### EXERCISE GOAL
Copy each line that has the string "JSON" somewhere in it.

### AVAILABLE DATA
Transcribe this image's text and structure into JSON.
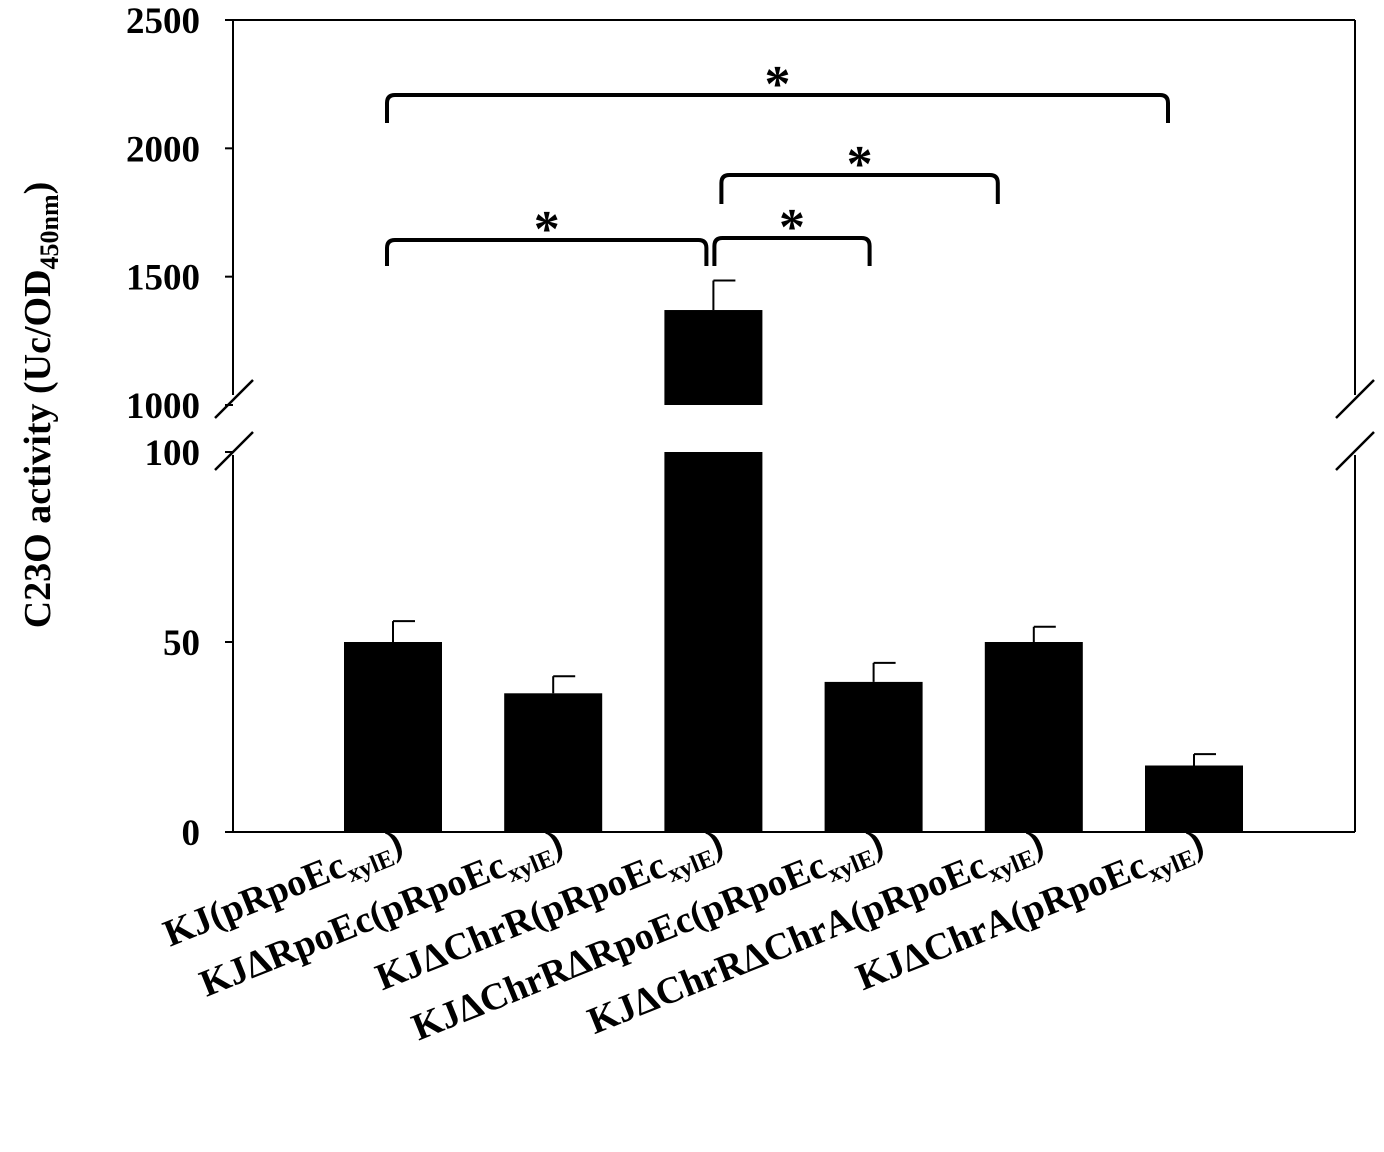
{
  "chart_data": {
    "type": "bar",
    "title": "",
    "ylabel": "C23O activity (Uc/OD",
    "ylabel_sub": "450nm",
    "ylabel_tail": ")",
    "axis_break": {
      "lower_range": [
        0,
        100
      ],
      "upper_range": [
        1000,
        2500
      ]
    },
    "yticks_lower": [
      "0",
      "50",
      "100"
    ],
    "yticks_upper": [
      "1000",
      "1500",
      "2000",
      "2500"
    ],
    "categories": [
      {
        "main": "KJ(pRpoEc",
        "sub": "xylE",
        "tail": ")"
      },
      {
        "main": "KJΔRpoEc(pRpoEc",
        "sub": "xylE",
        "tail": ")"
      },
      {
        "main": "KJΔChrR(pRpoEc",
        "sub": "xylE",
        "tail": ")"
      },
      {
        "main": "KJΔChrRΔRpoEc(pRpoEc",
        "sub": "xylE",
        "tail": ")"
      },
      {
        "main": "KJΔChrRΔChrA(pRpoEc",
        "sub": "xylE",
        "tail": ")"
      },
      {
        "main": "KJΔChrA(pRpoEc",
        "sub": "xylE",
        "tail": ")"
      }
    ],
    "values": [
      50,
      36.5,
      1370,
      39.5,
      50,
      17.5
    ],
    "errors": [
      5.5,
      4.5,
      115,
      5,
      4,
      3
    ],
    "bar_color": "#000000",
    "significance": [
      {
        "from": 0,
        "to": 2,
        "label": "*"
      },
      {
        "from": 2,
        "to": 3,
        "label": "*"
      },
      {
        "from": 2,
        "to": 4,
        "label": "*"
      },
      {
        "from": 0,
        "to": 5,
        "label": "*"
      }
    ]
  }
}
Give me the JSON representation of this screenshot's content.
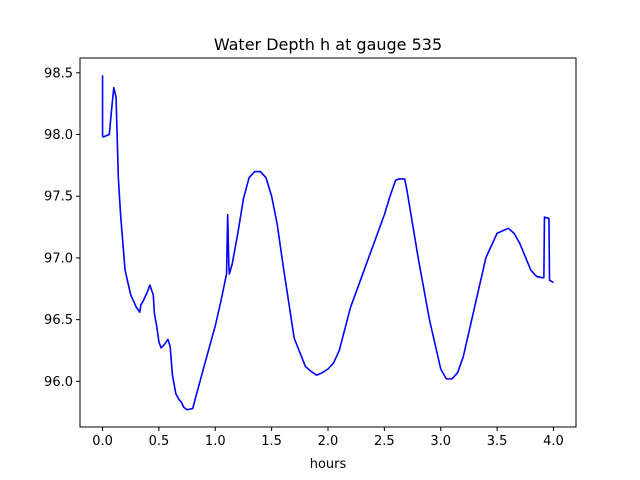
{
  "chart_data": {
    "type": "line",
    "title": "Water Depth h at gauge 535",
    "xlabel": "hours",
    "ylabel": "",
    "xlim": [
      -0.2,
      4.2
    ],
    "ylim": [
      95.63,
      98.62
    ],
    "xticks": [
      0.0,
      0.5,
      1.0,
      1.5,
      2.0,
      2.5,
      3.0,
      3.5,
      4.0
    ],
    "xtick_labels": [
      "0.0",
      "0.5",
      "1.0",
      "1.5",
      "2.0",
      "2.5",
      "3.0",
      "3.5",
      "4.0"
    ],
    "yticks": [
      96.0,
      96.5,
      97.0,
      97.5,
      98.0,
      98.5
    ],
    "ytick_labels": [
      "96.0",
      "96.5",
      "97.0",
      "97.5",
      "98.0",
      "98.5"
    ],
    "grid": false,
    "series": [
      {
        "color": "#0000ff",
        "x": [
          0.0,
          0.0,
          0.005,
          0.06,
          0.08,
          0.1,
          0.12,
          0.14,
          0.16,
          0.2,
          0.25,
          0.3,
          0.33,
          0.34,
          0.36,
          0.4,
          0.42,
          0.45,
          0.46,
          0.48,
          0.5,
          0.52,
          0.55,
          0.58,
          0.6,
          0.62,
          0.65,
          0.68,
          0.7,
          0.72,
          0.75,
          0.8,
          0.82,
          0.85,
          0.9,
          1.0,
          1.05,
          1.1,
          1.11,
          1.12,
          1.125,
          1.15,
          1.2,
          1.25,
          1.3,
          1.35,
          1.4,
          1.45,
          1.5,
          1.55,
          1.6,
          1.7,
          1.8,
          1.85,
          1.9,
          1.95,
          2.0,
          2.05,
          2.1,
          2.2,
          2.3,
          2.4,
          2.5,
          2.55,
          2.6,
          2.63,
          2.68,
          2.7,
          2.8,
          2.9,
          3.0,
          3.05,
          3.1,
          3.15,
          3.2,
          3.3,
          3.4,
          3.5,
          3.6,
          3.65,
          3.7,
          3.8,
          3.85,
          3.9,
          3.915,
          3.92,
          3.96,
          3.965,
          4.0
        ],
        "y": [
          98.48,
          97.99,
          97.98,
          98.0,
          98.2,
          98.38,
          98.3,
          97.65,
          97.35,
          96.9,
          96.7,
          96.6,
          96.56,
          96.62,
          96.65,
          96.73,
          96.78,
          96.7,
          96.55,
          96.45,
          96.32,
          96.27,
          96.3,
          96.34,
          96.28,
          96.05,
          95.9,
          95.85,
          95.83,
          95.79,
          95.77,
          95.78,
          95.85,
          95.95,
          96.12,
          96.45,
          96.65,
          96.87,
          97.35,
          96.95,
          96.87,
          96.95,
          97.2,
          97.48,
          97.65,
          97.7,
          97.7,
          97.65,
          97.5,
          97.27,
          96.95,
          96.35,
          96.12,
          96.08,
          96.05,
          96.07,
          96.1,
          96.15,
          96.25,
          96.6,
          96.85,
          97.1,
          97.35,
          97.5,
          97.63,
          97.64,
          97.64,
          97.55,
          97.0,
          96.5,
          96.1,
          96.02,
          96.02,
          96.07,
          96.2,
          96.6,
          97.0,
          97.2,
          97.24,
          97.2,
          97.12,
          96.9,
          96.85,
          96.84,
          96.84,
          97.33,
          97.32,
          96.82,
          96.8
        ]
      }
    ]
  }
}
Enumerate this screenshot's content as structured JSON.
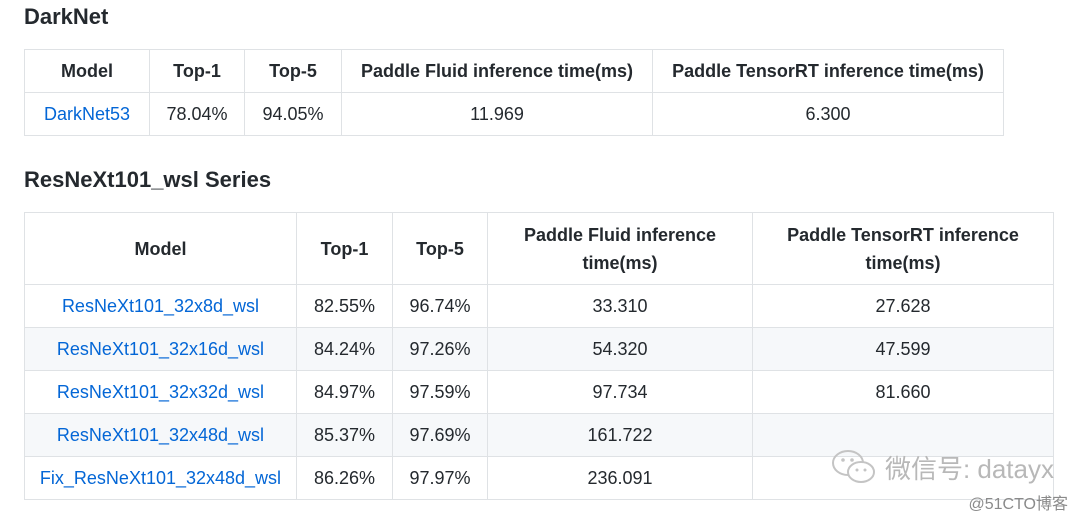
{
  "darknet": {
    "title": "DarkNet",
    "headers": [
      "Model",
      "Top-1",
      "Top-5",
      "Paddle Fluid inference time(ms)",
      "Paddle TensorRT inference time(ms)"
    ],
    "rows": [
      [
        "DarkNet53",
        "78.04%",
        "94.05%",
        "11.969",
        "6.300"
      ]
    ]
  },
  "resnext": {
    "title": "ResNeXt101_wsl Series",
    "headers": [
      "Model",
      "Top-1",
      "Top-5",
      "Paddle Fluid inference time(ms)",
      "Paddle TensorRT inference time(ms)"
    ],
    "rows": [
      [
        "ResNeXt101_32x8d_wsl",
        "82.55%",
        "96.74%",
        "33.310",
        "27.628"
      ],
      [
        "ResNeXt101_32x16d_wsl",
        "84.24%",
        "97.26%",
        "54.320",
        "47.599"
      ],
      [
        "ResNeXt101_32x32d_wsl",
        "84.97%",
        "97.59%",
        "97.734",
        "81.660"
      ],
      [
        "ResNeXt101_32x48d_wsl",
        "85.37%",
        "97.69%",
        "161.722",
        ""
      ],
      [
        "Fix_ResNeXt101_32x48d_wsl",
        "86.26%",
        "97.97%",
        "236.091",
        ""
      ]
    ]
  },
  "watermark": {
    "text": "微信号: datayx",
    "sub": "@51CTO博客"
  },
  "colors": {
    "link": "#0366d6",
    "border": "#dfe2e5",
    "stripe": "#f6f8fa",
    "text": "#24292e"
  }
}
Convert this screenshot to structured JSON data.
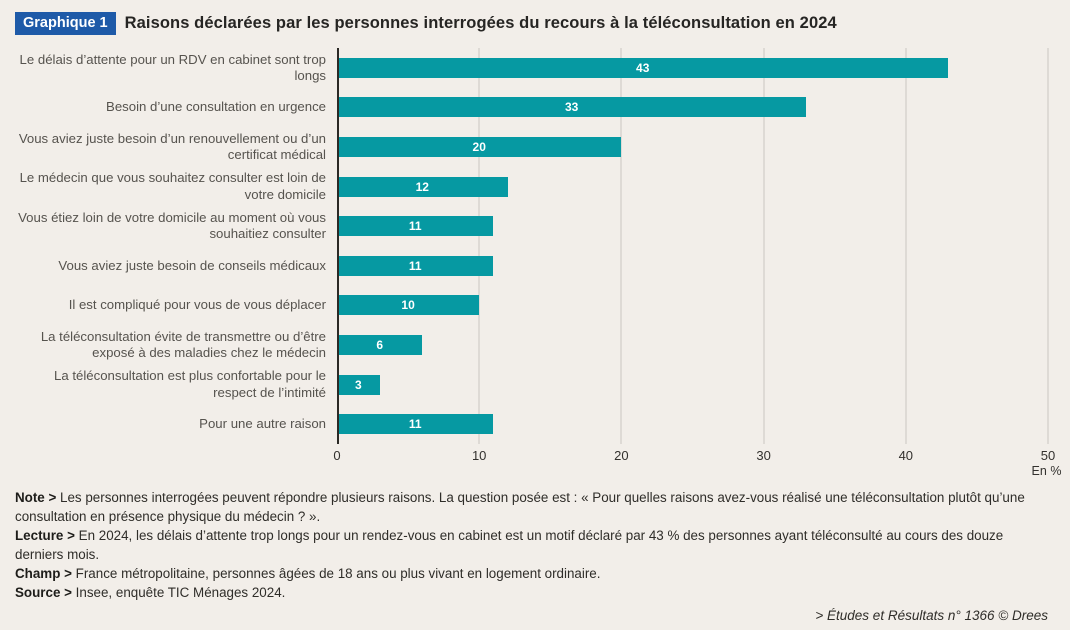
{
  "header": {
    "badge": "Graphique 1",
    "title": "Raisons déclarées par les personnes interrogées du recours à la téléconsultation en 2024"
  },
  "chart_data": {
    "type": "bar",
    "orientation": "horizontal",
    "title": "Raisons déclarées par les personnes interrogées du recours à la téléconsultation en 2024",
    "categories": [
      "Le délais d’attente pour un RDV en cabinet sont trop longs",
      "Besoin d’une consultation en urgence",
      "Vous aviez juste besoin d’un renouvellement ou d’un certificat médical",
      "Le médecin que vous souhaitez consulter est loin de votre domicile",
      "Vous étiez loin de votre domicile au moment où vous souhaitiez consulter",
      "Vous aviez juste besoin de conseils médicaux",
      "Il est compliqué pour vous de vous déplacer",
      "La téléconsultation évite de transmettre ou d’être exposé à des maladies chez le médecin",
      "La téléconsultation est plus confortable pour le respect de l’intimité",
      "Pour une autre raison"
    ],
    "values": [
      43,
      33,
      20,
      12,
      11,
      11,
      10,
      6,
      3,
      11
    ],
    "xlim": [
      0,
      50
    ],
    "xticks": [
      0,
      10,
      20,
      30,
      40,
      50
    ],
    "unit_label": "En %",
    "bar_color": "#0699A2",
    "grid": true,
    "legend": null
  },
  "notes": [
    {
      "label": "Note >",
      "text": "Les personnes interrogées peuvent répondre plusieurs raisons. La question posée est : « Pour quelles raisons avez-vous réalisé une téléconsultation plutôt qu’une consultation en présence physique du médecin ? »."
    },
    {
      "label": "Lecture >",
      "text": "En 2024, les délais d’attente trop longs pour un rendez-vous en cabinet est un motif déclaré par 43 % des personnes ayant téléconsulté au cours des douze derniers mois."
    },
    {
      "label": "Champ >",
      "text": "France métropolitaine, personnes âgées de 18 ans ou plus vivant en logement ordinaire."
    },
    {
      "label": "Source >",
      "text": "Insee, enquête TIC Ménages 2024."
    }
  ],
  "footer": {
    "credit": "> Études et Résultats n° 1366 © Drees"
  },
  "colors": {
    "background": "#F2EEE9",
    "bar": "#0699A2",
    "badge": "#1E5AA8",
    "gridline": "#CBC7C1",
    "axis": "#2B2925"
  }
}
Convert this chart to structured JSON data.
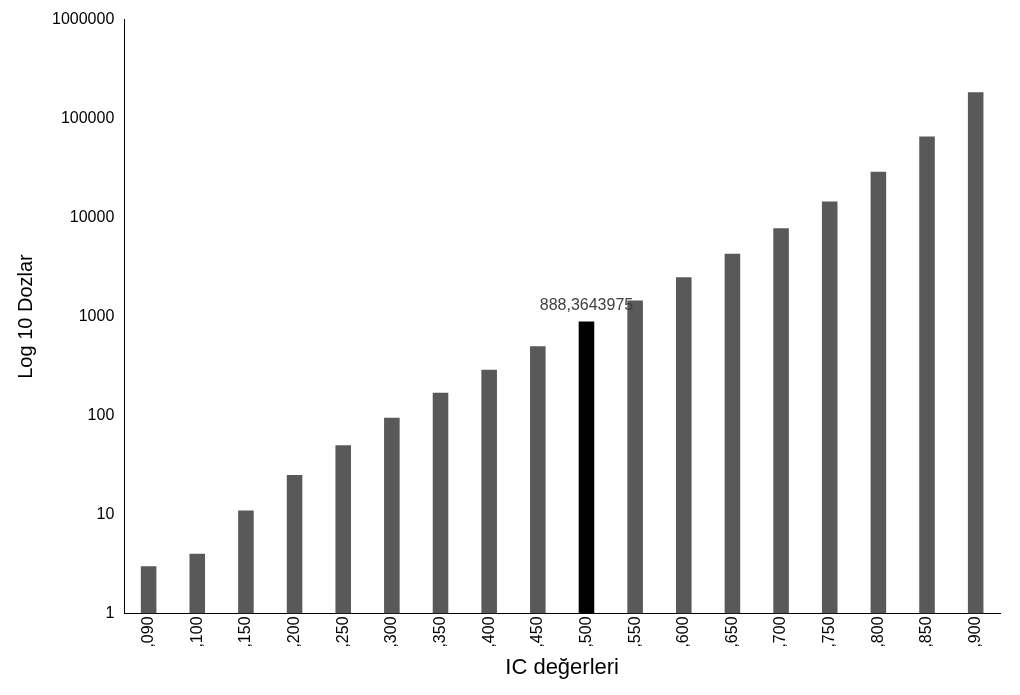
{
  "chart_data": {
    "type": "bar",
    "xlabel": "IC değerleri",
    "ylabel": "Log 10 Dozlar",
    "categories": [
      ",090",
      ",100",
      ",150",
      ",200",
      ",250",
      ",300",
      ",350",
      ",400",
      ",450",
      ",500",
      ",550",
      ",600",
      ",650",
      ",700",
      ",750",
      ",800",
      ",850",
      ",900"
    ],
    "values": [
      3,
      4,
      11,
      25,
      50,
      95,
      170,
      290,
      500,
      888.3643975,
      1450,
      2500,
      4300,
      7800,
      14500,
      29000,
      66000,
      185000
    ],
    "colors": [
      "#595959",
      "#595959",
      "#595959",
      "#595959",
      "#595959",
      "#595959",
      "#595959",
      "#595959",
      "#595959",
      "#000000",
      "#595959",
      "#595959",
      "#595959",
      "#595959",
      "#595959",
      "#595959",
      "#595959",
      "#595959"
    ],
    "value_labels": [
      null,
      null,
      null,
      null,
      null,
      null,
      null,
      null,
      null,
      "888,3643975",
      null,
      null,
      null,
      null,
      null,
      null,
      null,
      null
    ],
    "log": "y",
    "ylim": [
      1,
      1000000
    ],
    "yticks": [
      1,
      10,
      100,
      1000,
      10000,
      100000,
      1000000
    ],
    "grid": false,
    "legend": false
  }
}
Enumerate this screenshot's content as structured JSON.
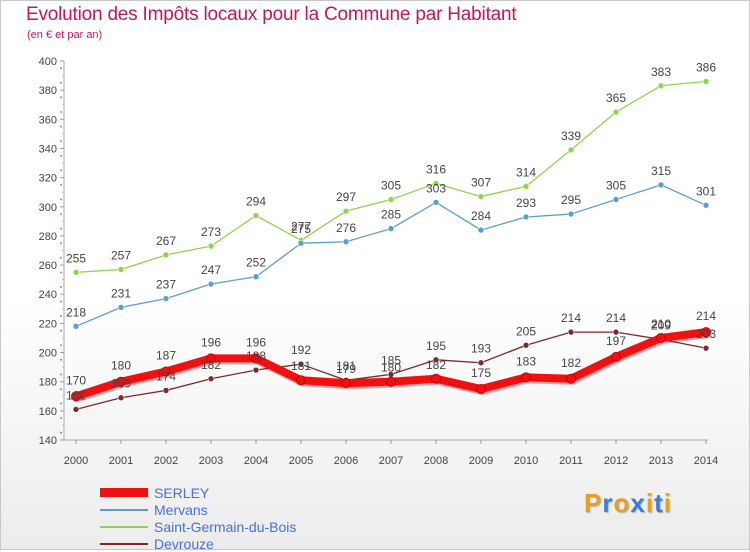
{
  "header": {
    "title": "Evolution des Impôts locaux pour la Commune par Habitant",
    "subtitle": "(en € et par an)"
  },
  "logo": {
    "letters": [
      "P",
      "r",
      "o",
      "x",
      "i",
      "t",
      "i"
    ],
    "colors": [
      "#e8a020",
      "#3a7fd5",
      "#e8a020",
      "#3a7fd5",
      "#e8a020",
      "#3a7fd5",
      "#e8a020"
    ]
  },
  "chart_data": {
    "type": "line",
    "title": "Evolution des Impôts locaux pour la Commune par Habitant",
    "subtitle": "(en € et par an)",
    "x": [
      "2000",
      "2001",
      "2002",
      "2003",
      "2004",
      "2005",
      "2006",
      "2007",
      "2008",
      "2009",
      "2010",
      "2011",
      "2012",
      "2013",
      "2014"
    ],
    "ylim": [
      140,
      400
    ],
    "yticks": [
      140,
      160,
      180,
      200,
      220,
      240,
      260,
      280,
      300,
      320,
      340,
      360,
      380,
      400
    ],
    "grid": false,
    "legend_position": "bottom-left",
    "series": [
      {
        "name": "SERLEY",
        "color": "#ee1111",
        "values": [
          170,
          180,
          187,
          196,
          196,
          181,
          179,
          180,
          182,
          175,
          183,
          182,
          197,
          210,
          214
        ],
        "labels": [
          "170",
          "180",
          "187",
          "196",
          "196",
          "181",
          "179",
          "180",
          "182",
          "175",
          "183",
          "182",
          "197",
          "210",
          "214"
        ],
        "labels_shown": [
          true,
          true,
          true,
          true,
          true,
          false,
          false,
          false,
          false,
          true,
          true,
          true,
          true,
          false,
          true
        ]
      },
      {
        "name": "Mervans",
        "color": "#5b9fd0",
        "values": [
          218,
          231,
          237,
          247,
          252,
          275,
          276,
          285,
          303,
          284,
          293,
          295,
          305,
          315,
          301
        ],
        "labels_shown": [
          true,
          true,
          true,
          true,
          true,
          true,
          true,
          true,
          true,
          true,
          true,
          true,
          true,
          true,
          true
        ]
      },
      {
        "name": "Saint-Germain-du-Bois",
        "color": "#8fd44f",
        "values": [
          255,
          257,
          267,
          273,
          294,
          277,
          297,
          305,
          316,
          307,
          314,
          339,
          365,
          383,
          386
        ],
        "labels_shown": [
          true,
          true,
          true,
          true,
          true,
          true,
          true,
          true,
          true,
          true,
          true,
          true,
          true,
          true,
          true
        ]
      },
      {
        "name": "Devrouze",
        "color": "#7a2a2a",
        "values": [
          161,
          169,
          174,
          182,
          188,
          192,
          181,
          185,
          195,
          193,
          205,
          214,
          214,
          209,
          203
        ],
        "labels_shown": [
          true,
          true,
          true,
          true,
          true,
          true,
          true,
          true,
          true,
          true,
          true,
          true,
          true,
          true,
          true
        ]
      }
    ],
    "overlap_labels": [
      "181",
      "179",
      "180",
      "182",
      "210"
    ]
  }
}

### REPLY
Transcribe this image's text and structure into JSON.
Give me the JSON representation of this screenshot's content.
Enumerate this screenshot's content as structured JSON.
Convert this screenshot to structured JSON data.
Convert this chart to structured JSON data.
Enumerate this screenshot's content as structured JSON.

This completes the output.